Only the number is wanted: tally the lines below that contain the word "Time".
## begin INPUT RECORDS
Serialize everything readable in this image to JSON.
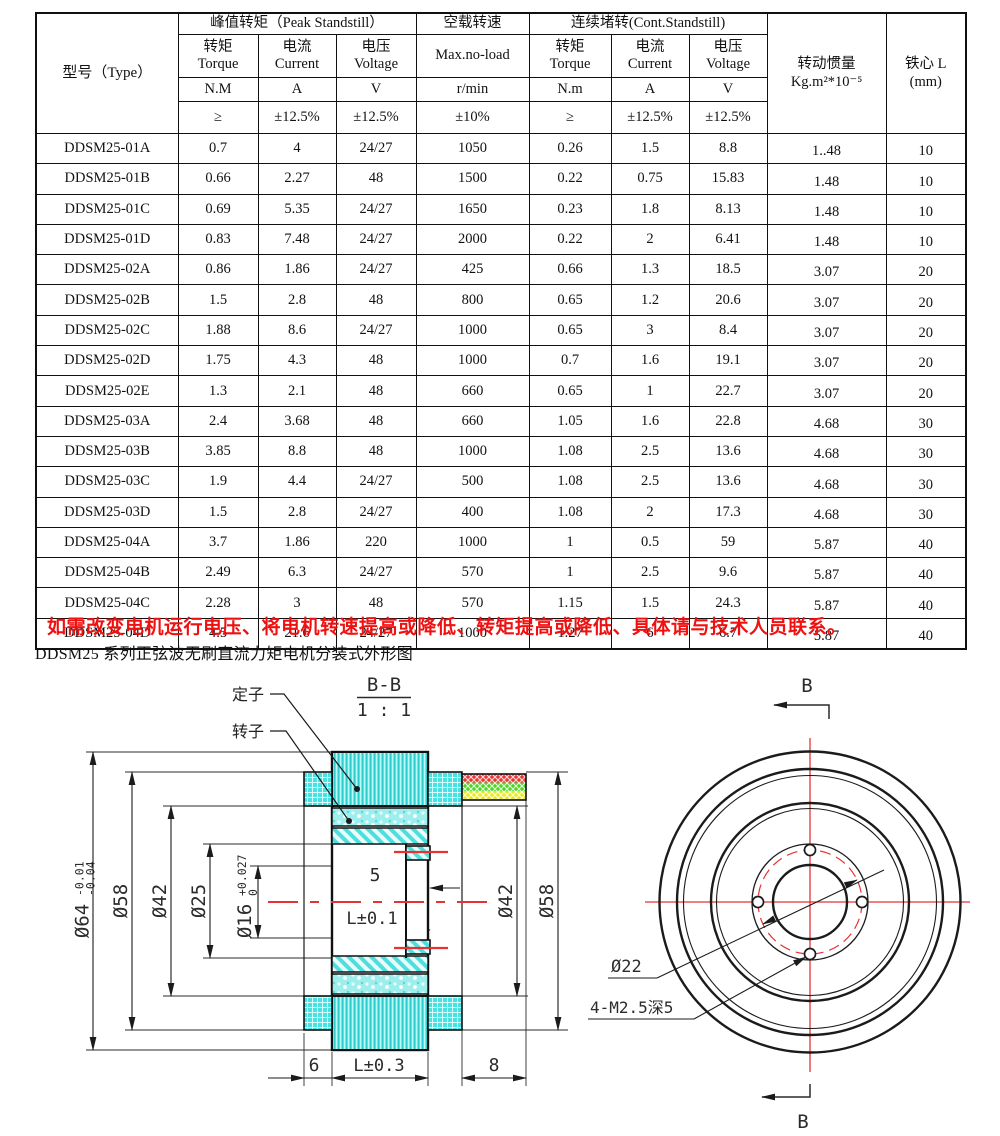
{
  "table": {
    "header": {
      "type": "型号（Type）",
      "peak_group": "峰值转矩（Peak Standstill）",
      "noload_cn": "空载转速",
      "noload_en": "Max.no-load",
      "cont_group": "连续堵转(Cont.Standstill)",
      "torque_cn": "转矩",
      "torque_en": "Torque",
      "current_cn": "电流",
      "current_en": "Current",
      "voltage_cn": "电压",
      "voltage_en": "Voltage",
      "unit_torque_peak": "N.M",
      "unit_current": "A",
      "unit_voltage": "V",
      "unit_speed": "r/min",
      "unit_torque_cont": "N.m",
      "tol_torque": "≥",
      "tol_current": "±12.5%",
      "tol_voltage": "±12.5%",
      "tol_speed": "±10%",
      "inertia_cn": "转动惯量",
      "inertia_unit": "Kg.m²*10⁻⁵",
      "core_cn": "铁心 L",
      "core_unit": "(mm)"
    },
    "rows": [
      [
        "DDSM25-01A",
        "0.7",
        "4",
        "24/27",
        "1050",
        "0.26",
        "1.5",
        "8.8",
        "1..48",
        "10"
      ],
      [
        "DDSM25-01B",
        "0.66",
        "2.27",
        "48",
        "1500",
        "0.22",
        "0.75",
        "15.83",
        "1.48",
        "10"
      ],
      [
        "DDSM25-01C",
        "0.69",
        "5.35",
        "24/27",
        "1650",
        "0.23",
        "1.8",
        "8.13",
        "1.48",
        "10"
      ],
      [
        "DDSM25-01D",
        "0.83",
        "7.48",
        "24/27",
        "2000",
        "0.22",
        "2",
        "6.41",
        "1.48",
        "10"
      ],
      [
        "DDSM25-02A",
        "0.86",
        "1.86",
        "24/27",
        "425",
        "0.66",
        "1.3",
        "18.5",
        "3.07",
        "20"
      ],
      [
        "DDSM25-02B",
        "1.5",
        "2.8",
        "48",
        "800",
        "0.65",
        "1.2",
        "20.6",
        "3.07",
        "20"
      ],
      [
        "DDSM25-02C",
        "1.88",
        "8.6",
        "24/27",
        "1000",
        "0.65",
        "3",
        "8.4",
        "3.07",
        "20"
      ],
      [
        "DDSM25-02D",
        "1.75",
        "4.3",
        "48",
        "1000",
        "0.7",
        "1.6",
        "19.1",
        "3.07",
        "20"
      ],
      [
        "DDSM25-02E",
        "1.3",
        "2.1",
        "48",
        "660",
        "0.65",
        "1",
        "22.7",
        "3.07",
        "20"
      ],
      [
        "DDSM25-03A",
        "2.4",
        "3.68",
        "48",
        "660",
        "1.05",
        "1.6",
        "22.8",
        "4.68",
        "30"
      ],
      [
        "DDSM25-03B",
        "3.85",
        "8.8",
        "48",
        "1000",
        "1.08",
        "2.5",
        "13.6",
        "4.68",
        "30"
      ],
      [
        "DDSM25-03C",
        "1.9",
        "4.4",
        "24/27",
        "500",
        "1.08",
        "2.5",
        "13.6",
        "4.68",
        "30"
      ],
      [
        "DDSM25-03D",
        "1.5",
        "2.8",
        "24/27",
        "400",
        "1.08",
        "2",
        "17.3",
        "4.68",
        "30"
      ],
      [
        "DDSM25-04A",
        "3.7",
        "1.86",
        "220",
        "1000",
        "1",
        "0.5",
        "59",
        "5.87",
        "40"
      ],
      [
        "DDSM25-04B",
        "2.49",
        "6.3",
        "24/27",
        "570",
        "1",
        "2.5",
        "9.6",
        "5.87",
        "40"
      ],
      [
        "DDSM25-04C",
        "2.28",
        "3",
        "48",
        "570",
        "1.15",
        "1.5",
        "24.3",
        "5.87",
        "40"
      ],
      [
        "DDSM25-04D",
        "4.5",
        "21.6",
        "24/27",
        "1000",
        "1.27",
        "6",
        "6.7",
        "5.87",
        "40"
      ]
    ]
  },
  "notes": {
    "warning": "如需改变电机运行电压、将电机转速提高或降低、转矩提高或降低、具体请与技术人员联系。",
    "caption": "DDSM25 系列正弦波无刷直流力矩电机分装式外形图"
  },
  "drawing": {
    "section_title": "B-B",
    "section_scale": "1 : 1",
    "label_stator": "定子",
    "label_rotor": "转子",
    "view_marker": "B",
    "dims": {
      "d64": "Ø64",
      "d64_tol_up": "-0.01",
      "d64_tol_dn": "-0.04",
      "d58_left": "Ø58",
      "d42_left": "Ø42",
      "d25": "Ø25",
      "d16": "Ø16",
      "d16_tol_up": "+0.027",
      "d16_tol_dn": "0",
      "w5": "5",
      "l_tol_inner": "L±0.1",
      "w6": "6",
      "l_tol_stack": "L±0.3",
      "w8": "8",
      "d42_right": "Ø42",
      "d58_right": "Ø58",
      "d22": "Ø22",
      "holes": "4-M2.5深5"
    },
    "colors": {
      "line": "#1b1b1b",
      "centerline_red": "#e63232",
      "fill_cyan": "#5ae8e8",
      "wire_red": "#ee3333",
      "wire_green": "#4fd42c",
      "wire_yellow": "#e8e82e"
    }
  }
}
## end INPUT RECORDS
## begin INPUT RECORDS
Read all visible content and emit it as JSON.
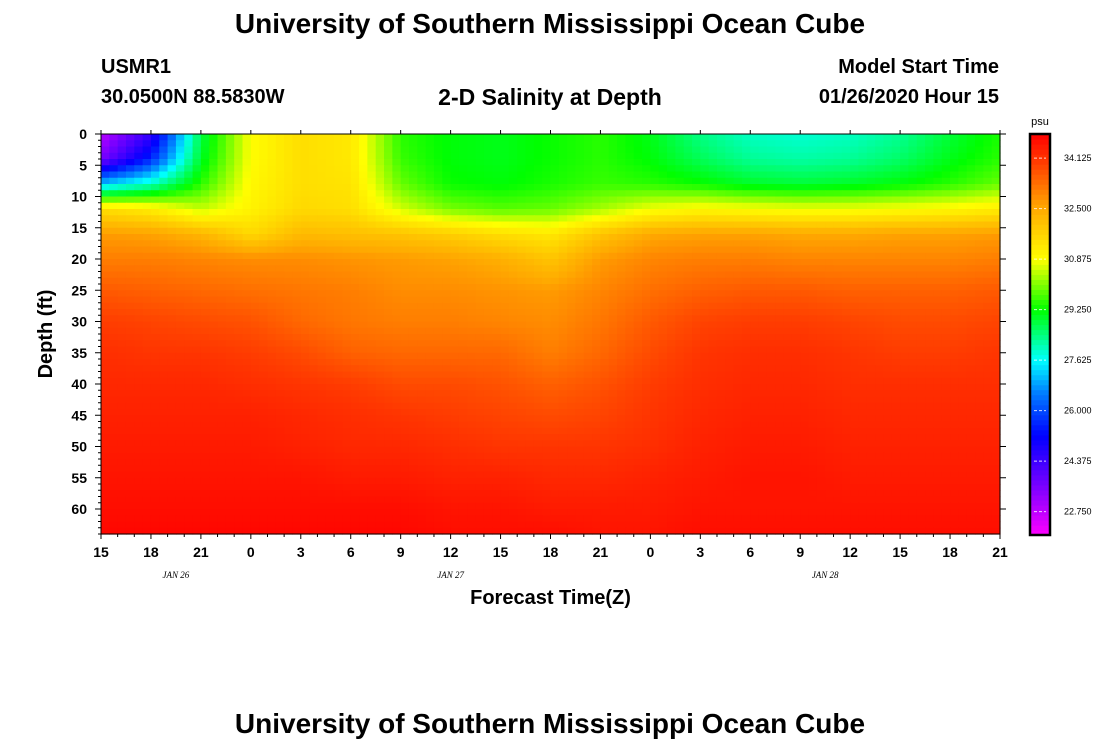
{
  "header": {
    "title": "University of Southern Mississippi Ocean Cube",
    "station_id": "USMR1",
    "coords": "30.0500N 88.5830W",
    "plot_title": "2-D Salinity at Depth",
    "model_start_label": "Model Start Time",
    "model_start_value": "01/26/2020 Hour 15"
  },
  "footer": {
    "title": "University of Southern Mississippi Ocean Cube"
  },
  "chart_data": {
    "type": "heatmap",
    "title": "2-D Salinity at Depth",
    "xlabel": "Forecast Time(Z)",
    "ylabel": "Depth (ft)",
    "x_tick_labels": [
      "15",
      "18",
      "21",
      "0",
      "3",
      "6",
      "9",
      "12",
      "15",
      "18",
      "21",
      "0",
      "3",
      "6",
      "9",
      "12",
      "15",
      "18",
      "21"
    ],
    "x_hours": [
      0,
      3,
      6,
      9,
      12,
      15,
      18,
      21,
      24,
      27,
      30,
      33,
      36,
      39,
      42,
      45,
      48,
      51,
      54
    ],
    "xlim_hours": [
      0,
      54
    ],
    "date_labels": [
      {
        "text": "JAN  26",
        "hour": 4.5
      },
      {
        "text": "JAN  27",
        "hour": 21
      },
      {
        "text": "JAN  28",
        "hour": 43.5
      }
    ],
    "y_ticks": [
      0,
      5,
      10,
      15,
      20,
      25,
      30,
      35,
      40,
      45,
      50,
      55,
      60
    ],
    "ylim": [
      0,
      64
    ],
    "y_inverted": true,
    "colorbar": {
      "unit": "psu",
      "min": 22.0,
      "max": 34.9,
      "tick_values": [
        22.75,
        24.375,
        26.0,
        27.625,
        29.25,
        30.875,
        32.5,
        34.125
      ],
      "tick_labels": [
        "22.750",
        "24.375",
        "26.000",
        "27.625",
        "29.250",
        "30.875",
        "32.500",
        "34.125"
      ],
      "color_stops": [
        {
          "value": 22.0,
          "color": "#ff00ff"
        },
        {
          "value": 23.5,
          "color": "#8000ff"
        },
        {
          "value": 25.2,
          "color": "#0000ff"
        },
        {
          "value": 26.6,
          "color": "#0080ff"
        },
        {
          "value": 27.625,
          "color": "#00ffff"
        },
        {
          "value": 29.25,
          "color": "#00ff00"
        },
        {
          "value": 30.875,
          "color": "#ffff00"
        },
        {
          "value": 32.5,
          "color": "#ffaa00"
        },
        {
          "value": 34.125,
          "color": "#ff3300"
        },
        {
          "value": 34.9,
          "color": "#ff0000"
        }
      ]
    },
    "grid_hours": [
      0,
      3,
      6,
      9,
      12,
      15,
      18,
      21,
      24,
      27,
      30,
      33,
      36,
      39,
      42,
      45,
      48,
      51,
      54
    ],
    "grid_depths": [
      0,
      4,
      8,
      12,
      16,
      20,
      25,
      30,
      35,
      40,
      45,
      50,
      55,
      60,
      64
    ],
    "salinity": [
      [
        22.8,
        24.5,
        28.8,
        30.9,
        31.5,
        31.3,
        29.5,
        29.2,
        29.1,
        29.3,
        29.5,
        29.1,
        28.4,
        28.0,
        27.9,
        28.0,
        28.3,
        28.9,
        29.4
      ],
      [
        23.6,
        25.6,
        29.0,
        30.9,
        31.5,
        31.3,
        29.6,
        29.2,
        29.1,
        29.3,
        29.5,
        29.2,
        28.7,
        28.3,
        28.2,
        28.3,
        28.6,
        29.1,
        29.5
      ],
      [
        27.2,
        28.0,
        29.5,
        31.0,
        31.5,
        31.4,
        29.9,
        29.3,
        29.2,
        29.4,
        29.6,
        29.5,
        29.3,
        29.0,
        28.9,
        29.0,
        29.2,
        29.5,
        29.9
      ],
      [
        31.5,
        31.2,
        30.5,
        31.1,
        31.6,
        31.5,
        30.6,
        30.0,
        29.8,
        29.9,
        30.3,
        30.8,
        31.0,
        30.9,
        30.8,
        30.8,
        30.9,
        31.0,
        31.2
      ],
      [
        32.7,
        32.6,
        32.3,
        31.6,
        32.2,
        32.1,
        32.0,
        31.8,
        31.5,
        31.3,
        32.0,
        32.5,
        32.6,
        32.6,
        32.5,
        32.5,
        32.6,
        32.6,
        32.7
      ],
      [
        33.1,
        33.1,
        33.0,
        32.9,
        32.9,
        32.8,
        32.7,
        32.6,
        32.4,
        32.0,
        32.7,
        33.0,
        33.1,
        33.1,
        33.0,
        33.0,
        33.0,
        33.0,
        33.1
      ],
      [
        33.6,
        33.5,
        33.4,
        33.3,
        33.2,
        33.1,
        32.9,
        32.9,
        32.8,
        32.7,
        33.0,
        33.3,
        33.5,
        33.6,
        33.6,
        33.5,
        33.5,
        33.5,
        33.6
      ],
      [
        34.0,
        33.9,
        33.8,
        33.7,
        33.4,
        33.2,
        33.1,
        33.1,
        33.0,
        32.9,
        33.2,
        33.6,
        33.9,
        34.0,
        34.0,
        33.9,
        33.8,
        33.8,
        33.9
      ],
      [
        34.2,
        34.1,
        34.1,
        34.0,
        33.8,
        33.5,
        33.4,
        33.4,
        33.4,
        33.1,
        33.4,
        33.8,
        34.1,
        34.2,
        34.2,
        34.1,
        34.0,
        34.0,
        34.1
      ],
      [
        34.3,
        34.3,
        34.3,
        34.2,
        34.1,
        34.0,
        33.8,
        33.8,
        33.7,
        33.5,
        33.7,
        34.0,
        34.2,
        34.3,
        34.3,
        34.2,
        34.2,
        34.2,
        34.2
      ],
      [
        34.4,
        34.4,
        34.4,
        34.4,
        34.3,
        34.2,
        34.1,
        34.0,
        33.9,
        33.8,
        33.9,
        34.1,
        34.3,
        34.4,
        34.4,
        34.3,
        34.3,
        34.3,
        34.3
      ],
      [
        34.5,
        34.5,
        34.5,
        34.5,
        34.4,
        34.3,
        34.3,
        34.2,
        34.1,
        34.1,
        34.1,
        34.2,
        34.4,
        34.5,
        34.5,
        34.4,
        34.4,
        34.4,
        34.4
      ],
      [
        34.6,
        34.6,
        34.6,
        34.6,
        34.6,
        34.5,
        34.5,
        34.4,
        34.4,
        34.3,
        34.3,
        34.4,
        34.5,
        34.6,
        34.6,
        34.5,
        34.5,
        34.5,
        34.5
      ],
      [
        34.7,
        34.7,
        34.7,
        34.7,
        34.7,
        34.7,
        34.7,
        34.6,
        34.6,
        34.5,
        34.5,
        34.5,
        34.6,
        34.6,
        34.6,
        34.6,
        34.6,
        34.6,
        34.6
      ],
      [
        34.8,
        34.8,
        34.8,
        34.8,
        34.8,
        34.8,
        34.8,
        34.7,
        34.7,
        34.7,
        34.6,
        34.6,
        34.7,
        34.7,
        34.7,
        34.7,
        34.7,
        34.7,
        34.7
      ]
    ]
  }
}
## end INPUT RECORDS
— RESPONSE TO THE EXERCISE —
2